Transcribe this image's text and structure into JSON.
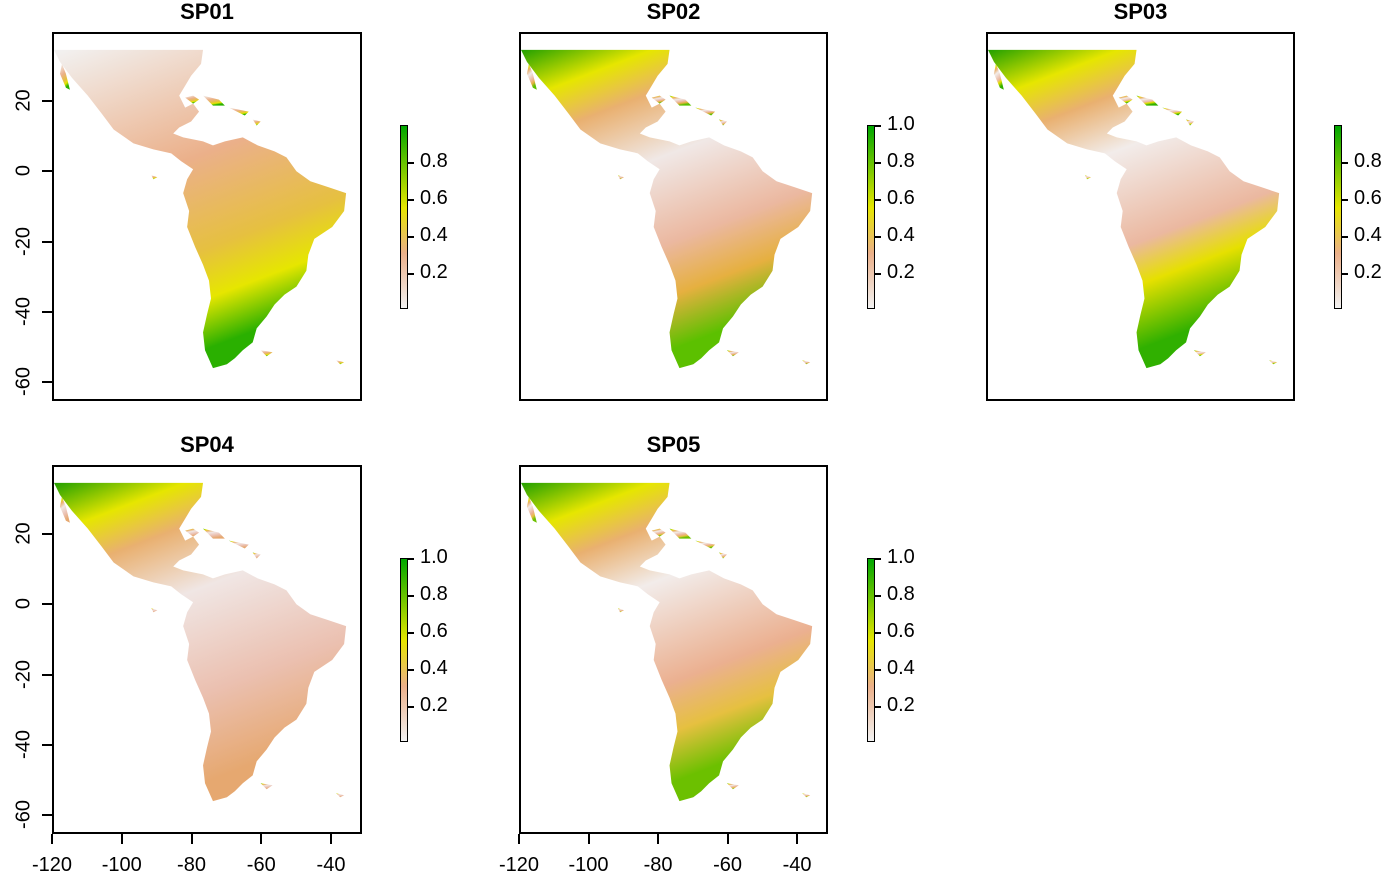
{
  "panels": [
    {
      "title": "SP01",
      "legend_ticks": [
        "0.8",
        "0.6",
        "0.4",
        "0.2"
      ],
      "show_y": true,
      "show_x": false
    },
    {
      "title": "SP02",
      "legend_ticks": [
        "1.0",
        "0.8",
        "0.6",
        "0.4",
        "0.2"
      ],
      "show_y": false,
      "show_x": false
    },
    {
      "title": "SP03",
      "legend_ticks": [
        "0.8",
        "0.6",
        "0.4",
        "0.2"
      ],
      "show_y": false,
      "show_x": false
    },
    {
      "title": "SP04",
      "legend_ticks": [
        "1.0",
        "0.8",
        "0.6",
        "0.4",
        "0.2"
      ],
      "show_y": true,
      "show_x": true
    },
    {
      "title": "SP05",
      "legend_ticks": [
        "1.0",
        "0.8",
        "0.6",
        "0.4",
        "0.2"
      ],
      "show_y": false,
      "show_x": true
    }
  ],
  "y_ticks": [
    "20",
    "0",
    "-20",
    "-40",
    "-60"
  ],
  "x_ticks": [
    "-120",
    "-100",
    "-80",
    "-60",
    "-40"
  ],
  "colors": {
    "low": "#f2f2f2",
    "mid_low": "#ebb08a",
    "mid": "#e6e600",
    "high": "#00a600"
  }
}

============================================================

▶ TASK GOAL:
Select all lines in the listing that include the word "title".

▶ COMPLETED EXERCISE:
      "title": "SP01",
      "title": "SP02",
      "title": "SP03",
      "title": "SP04",
      "title": "SP05",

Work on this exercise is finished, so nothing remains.